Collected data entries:
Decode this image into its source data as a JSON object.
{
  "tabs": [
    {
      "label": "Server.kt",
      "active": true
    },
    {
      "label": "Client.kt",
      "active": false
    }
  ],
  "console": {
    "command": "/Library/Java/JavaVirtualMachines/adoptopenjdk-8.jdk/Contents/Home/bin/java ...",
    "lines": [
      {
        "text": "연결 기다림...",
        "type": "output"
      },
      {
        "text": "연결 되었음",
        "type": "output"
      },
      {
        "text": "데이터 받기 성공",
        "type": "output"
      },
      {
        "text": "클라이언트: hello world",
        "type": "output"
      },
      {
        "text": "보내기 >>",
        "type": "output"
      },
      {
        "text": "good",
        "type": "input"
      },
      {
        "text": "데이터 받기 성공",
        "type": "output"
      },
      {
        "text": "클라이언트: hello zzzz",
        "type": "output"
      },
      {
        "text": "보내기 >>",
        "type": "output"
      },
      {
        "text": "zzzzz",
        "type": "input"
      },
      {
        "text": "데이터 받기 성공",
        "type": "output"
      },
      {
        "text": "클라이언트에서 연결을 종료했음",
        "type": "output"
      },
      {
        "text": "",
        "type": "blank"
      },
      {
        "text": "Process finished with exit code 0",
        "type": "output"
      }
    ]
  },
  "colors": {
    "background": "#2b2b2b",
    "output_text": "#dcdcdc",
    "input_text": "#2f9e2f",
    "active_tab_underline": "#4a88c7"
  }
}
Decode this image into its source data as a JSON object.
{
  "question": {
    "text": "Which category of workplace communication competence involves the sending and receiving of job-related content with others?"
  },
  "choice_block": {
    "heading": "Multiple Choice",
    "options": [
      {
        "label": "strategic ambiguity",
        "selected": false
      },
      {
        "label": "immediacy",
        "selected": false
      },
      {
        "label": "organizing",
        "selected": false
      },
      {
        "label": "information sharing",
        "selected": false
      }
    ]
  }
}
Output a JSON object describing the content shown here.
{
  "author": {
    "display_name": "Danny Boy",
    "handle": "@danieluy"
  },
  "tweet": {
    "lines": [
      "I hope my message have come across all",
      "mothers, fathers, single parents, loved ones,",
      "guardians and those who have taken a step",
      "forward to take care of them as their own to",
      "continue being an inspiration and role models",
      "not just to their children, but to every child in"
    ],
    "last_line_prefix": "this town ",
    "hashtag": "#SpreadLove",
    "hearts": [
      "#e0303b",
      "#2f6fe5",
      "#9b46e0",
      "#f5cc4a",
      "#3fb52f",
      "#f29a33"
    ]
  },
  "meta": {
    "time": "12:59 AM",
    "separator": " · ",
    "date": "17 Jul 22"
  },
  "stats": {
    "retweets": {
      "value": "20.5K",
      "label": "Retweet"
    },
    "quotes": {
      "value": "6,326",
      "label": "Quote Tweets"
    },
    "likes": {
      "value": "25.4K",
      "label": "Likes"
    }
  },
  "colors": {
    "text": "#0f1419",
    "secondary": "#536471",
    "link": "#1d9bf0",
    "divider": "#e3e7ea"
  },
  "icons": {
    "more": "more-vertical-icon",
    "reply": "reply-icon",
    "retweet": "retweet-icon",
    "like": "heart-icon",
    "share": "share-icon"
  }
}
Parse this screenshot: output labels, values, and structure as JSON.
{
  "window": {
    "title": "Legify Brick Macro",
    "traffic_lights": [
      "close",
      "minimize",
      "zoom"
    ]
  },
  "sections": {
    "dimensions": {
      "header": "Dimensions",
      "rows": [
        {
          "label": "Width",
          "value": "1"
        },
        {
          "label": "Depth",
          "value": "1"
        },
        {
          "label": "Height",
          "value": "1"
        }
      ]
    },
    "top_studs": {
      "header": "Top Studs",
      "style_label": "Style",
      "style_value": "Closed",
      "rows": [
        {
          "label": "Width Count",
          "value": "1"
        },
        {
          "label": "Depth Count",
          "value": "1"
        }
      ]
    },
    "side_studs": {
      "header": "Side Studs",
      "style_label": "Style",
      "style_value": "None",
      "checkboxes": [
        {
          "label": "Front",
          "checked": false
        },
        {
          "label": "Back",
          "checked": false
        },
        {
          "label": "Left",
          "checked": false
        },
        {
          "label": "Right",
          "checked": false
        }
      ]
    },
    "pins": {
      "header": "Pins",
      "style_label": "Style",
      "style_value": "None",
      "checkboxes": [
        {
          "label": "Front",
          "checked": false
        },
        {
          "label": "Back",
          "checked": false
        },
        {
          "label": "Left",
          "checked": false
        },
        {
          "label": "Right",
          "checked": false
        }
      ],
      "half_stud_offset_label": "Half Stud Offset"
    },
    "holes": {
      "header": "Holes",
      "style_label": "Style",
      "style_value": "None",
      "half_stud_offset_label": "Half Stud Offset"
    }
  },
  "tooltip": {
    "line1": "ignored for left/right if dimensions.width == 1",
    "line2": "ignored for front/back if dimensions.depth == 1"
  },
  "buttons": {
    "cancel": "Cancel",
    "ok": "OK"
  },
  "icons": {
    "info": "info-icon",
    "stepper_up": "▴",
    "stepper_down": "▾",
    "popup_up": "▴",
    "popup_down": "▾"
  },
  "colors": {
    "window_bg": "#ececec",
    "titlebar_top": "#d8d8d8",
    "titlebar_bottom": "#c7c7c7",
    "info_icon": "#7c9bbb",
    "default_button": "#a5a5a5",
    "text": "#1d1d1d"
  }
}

To be done →
Set down the entries above again, word for word.

Answer to this exercise →
Decode this image into its source data as a JSON object.
{
  "tabs": [
    {
      "label": "Server.kt",
      "active": true
    },
    {
      "label": "Client.kt",
      "active": false
    }
  ],
  "console": {
    "command": "/Library/Java/JavaVirtualMachines/adoptopenjdk-8.jdk/Contents/Home/bin/java ...",
    "lines": [
      {
        "text": "연결 기다림...",
        "type": "output"
      },
      {
        "text": "연결 되었음",
        "type": "output"
      },
      {
        "text": "데이터 받기 성공",
        "type": "output"
      },
      {
        "text": "클라이언트: hello world",
        "type": "output"
      },
      {
        "text": "보내기 >>",
        "type": "output"
      },
      {
        "text": "good",
        "type": "input"
      },
      {
        "text": "데이터 받기 성공",
        "type": "output"
      },
      {
        "text": "클라이언트: hello zzzz",
        "type": "output"
      },
      {
        "text": "보내기 >>",
        "type": "output"
      },
      {
        "text": "zzzzz",
        "type": "input"
      },
      {
        "text": "데이터 받기 성공",
        "type": "output"
      },
      {
        "text": "클라이언트에서 연결을 종료했음",
        "type": "output"
      },
      {
        "text": "",
        "type": "blank"
      },
      {
        "text": "Process finished with exit code 0",
        "type": "output"
      }
    ]
  },
  "colors": {
    "background": "#2b2b2b",
    "output_text": "#dcdcdc",
    "input_text": "#2f9e2f",
    "active_tab_underline": "#4a88c7"
  }
}
Decode this image into its source data as a JSON object.
{
  "question": {
    "text": "Which category of workplace communication competence involves the sending and receiving of job-related content with others?"
  },
  "choice_block": {
    "heading": "Multiple Choice",
    "options": [
      {
        "label": "strategic ambiguity",
        "selected": false
      },
      {
        "label": "immediacy",
        "selected": false
      },
      {
        "label": "organizing",
        "selected": false
      },
      {
        "label": "information sharing",
        "selected": false
      }
    ]
  }
}
Output a JSON object describing the content shown here.
{
  "author": {
    "display_name": "Danny Boy",
    "handle": "@danieluy"
  },
  "tweet": {
    "lines": [
      "I hope my message have come across all",
      "mothers, fathers, single parents, loved ones,",
      "guardians and those who have taken a step",
      "forward to take care of them as their own to",
      "continue being an inspiration and role models",
      "not just to their children, but to every child in"
    ],
    "last_line_prefix": "this town ",
    "hashtag": "#SpreadLove",
    "hearts": [
      "#e0303b",
      "#2f6fe5",
      "#9b46e0",
      "#f5cc4a",
      "#3fb52f",
      "#f29a33"
    ]
  },
  "meta": {
    "time": "12:59 AM",
    "separator": " · ",
    "date": "17 Jul 22"
  },
  "stats": {
    "retweets": {
      "value": "20.5K",
      "label": "Retweet"
    },
    "quotes": {
      "value": "6,326",
      "label": "Quote Tweets"
    },
    "likes": {
      "value": "25.4K",
      "label": "Likes"
    }
  },
  "colors": {
    "text": "#0f1419",
    "secondary": "#536471",
    "link": "#1d9bf0",
    "divider": "#e3e7ea"
  },
  "icons": {
    "more": "more-vertical-icon",
    "reply": "reply-icon",
    "retweet": "retweet-icon",
    "like": "heart-icon",
    "share": "share-icon"
  }
}
Parse this screenshot: output labels, values, and structure as JSON.
{
  "window": {
    "title": "Legify Brick Macro",
    "traffic_lights": [
      "close",
      "minimize",
      "zoom"
    ]
  },
  "sections": {
    "dimensions": {
      "header": "Dimensions",
      "rows": [
        {
          "label": "Width",
          "value": "1"
        },
        {
          "label": "Depth",
          "value": "1"
        },
        {
          "label": "Height",
          "value": "1"
        }
      ]
    },
    "top_studs": {
      "header": "Top Studs",
      "style_label": "Style",
      "style_value": "Closed",
      "rows": [
        {
          "label": "Width Count",
          "value": "1"
        },
        {
          "label": "Depth Count",
          "value": "1"
        }
      ]
    },
    "side_studs": {
      "header": "Side Studs",
      "style_label": "Style",
      "style_value": "None",
      "checkboxes": [
        {
          "label": "Front",
          "checked": false
        },
        {
          "label": "Back",
          "checked": false
        },
        {
          "label": "Left",
          "checked": false
        },
        {
          "label": "Right",
          "checked": false
        }
      ]
    },
    "pins": {
      "header": "Pins",
      "style_label": "Style",
      "style_value": "None",
      "checkboxes": [
        {
          "label": "Front",
          "checked": false
        },
        {
          "label": "Back",
          "checked": false
        },
        {
          "label": "Left",
          "checked": false
        },
        {
          "label": "Right",
          "checked": false
        }
      ],
      "half_stud_offset_label": "Half Stud Offset"
    },
    "holes": {
      "header": "Holes",
      "style_label": "Style",
      "style_value": "None",
      "half_stud_offset_label": "Half Stud Offset"
    }
  },
  "tooltip": {
    "line1": "ignored for left/right if dimensions.width == 1",
    "line2": "ignored for front/back if dimensions.depth == 1"
  },
  "buttons": {
    "cancel": "Cancel",
    "ok": "OK"
  },
  "icons": {
    "info": "info-icon",
    "stepper_up": "▴",
    "stepper_down": "▾",
    "popup_up": "▴",
    "popup_down": "▾"
  },
  "colors": {
    "window_bg": "#ececec",
    "titlebar_top": "#d8d8d8",
    "titlebar_bottom": "#c7c7c7",
    "info_icon": "#7c9bbb",
    "default_button": "#a5a5a5",
    "text": "#1d1d1d"
  }
}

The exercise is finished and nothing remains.